----- Material for this task

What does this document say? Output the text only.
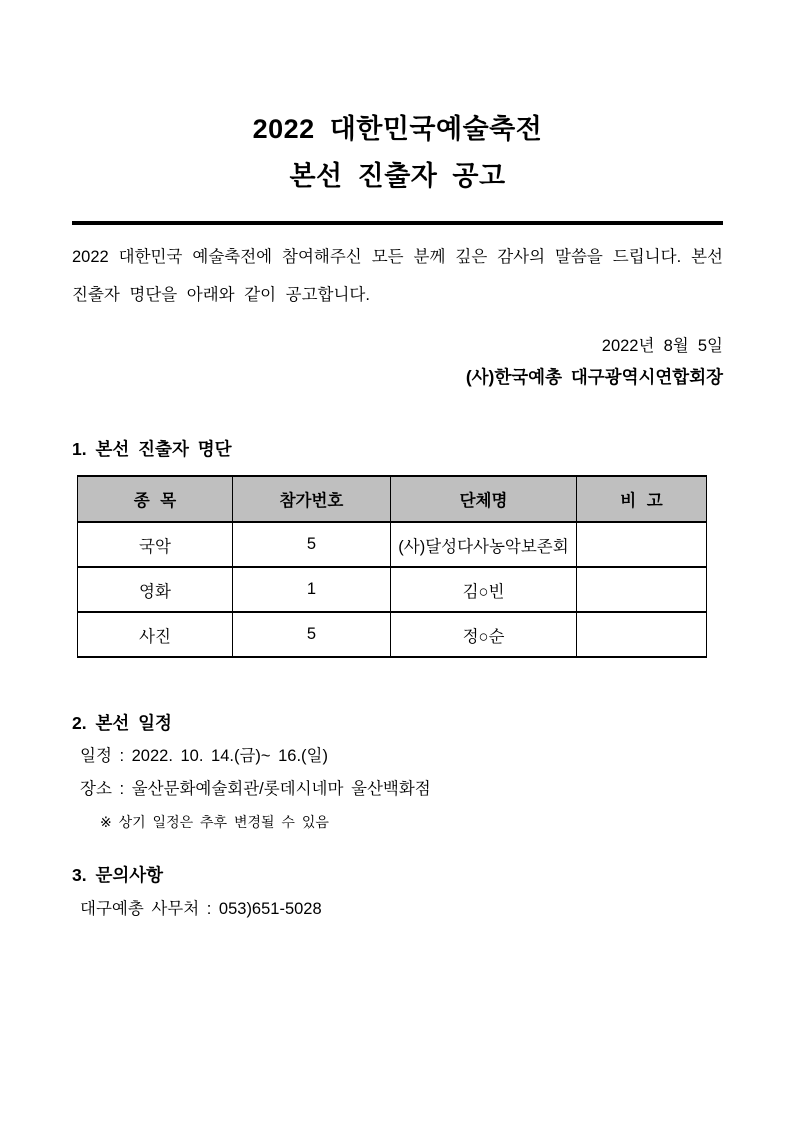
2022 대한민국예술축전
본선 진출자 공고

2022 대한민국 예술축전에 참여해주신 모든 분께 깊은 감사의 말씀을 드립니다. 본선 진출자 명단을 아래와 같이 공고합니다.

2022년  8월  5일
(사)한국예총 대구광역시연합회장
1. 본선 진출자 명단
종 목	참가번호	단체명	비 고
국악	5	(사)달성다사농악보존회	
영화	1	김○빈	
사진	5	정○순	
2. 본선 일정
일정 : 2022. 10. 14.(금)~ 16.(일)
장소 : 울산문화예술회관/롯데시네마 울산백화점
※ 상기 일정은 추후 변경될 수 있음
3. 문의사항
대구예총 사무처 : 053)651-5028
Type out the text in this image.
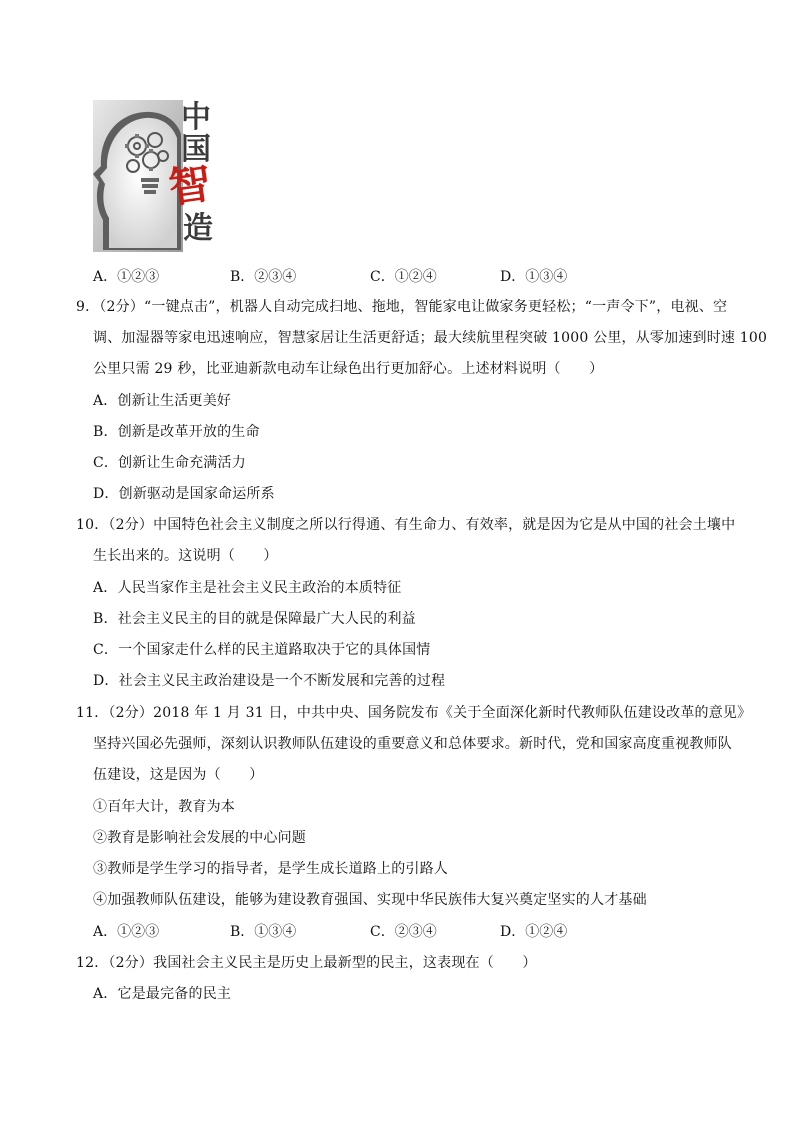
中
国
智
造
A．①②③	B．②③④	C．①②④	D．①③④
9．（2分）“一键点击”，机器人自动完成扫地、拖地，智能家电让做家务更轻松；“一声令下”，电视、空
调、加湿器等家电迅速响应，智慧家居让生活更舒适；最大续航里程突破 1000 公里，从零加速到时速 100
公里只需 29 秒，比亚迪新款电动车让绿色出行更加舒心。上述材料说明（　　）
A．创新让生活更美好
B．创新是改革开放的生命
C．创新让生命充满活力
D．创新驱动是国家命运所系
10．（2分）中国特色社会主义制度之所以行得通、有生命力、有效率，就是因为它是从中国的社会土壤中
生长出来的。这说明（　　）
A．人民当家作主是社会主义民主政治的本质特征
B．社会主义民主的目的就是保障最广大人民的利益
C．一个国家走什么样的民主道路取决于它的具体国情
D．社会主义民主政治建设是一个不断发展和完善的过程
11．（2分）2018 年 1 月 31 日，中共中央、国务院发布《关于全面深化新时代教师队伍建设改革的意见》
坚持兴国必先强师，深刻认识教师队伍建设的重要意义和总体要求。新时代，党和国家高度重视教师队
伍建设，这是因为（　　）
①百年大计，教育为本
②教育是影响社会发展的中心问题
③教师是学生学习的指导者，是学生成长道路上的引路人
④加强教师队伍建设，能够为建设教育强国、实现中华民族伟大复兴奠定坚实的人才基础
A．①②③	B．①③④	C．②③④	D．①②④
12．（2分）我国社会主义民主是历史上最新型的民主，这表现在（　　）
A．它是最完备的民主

----------

§ **What is being asked**
Scan the listing above. Collect all lines with the word "text".

§ **Correct result**
What does this document say? Output the text only.
Type out the text in this image.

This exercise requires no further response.